■ **PROBLEM TO SOLVE**
In the data below, find every line with the string "Absorption" and pull it out.

■ **Data records**

____

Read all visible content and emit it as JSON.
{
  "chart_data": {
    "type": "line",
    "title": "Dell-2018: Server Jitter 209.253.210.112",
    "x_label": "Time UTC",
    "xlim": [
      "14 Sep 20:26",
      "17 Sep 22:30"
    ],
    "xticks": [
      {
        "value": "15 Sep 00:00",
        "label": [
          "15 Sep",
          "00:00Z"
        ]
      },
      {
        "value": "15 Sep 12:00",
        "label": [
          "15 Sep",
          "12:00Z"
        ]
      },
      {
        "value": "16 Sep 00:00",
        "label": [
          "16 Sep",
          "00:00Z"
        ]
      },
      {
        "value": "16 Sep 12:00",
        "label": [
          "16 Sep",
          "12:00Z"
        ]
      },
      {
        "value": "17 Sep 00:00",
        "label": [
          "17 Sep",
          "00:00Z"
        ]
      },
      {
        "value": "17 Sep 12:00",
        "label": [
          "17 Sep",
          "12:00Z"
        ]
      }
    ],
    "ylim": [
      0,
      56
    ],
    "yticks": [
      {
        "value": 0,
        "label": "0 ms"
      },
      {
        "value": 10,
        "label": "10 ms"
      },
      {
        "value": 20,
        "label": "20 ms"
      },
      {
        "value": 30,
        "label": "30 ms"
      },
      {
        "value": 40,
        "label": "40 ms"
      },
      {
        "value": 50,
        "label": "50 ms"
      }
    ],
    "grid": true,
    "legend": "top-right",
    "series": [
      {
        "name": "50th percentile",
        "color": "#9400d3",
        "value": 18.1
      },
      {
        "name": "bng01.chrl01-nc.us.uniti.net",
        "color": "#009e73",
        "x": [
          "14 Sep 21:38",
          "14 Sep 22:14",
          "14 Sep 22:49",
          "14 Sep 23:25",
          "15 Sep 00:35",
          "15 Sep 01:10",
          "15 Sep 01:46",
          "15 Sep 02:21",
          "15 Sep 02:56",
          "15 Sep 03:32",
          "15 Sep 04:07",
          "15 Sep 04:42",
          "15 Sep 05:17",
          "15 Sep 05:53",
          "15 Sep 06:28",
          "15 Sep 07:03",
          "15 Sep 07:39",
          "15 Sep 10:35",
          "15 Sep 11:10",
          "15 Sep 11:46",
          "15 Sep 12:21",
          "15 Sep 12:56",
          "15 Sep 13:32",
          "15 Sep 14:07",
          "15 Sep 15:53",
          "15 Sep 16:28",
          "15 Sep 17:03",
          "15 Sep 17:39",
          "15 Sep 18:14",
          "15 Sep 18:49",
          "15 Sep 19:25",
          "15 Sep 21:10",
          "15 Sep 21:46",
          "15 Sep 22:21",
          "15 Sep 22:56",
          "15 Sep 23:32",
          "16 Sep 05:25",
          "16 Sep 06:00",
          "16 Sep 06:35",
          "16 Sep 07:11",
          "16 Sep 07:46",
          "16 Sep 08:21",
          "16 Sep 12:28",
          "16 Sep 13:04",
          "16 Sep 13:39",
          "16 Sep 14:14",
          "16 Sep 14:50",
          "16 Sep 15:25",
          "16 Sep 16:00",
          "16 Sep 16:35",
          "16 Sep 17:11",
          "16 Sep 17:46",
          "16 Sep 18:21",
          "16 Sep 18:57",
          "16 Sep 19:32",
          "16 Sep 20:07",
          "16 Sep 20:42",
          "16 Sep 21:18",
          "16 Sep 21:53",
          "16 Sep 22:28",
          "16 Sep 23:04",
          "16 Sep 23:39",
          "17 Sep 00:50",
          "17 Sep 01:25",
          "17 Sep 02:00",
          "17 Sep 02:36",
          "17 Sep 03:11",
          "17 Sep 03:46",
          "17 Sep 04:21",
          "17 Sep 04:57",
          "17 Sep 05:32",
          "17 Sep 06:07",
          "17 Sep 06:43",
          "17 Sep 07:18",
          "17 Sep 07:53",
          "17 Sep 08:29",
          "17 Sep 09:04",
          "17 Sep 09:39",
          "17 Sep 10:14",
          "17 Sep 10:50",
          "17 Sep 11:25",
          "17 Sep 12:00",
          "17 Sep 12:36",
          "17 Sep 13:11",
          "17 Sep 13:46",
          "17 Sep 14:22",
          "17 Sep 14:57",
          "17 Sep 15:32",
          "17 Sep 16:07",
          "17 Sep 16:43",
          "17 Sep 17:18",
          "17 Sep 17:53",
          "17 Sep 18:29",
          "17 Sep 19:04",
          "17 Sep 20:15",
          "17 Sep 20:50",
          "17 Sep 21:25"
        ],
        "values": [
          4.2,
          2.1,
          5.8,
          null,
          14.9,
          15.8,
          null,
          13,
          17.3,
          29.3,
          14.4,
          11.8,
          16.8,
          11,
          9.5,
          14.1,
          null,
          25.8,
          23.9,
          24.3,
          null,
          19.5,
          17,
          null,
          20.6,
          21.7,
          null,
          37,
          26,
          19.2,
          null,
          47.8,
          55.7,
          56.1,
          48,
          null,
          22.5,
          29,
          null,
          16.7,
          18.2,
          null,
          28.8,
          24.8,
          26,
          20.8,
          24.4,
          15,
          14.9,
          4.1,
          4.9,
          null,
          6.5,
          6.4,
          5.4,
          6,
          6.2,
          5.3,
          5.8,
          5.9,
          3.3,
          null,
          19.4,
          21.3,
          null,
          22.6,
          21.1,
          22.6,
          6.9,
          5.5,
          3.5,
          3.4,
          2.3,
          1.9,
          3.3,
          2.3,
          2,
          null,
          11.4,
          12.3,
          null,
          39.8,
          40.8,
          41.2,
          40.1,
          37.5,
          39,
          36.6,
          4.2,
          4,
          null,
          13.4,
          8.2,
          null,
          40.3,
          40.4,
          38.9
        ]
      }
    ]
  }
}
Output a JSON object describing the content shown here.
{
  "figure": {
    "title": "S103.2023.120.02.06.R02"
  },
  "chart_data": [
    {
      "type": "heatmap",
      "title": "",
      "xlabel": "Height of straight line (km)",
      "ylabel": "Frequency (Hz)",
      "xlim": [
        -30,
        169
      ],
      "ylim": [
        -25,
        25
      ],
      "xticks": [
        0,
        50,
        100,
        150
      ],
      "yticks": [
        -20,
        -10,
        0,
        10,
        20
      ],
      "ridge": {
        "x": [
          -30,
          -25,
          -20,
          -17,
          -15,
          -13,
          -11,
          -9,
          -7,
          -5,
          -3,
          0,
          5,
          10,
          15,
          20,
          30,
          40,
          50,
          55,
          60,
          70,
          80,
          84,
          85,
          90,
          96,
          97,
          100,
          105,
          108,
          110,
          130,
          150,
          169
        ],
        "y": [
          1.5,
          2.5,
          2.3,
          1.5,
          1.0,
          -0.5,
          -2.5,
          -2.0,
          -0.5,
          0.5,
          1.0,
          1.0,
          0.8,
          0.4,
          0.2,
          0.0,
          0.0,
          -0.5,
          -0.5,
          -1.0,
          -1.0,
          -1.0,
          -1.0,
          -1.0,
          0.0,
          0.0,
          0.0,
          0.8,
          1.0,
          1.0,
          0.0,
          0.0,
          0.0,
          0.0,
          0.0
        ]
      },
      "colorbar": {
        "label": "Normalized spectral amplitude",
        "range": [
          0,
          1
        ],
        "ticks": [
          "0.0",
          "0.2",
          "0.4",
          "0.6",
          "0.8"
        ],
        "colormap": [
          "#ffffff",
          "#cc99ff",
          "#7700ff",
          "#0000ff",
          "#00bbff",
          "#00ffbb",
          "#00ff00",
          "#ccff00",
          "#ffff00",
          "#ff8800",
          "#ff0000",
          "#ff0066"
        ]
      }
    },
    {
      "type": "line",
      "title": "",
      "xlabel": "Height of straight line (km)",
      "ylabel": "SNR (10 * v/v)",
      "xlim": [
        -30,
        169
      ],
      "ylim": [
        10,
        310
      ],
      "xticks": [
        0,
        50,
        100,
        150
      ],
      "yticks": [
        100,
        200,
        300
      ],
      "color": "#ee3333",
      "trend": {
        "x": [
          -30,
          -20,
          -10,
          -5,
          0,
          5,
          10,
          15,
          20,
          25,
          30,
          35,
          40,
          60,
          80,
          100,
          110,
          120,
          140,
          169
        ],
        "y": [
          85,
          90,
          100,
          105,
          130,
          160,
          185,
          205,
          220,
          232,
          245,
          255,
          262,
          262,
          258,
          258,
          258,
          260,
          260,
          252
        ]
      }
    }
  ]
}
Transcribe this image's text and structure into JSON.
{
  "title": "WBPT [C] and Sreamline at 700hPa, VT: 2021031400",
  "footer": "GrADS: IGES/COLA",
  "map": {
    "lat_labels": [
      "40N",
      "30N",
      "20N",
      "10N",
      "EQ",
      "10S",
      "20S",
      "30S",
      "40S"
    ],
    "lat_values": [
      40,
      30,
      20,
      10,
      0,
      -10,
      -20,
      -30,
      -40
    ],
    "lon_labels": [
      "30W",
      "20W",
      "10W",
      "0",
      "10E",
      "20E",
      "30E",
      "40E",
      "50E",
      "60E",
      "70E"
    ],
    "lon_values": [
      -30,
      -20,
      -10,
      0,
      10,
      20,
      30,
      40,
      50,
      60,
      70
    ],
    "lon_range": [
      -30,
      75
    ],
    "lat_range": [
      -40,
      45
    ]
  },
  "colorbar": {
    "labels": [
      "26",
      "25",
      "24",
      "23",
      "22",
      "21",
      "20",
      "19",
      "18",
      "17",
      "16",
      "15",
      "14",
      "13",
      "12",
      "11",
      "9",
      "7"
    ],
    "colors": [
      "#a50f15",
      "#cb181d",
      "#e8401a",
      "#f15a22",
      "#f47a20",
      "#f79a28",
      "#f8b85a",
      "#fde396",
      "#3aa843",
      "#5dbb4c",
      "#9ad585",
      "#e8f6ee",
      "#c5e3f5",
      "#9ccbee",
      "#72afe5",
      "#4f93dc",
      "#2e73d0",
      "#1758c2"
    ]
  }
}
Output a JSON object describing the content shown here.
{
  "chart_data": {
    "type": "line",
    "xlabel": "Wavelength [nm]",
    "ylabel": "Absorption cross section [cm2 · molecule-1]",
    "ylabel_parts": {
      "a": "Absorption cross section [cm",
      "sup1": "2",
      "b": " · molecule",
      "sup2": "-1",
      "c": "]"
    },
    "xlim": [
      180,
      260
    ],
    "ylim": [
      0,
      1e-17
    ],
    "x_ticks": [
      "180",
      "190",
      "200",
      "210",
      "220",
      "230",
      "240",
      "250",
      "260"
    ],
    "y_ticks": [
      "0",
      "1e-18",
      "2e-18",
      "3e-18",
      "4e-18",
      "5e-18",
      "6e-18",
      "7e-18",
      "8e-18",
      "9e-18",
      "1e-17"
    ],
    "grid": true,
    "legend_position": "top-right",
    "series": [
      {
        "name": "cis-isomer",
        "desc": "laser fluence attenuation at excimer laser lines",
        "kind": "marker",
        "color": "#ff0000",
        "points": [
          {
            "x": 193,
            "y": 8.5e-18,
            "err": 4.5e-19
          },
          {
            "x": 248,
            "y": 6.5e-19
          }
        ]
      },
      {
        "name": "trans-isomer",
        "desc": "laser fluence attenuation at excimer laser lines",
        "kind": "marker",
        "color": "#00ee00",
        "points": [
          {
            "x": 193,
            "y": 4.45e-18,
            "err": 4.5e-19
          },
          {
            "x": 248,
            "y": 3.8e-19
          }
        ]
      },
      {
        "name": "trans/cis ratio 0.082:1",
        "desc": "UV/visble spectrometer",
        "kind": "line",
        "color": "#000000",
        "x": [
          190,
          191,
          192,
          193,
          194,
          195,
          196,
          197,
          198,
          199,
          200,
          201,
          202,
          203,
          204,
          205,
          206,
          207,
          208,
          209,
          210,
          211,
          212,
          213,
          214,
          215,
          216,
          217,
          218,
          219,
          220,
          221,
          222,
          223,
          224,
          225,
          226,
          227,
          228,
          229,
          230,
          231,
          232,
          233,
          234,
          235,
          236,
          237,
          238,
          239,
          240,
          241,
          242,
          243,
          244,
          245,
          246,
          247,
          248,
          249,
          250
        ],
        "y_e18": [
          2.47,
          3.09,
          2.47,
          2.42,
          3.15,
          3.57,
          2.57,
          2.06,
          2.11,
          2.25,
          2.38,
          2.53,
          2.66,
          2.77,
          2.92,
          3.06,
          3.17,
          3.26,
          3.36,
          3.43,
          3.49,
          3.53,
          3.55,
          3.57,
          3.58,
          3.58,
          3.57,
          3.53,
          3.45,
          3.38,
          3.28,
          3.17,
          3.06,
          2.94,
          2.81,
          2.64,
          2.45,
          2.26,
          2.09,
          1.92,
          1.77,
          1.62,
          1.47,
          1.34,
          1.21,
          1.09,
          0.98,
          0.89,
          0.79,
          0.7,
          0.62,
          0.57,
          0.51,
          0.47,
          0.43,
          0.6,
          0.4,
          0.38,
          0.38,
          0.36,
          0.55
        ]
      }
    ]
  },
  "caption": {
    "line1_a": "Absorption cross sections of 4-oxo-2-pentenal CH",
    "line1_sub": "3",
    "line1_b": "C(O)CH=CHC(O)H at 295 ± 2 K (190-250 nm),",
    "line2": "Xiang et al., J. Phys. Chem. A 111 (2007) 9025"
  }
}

____

■ **RESPONSE TO THIS EXERCISE**
    "ylabel": "Absorption cross section [cm2 · molecule-1]",
      "a": "Absorption cross section [cm",
    "line1_a": "Absorption cross sections of 4-oxo-2-pentenal CH",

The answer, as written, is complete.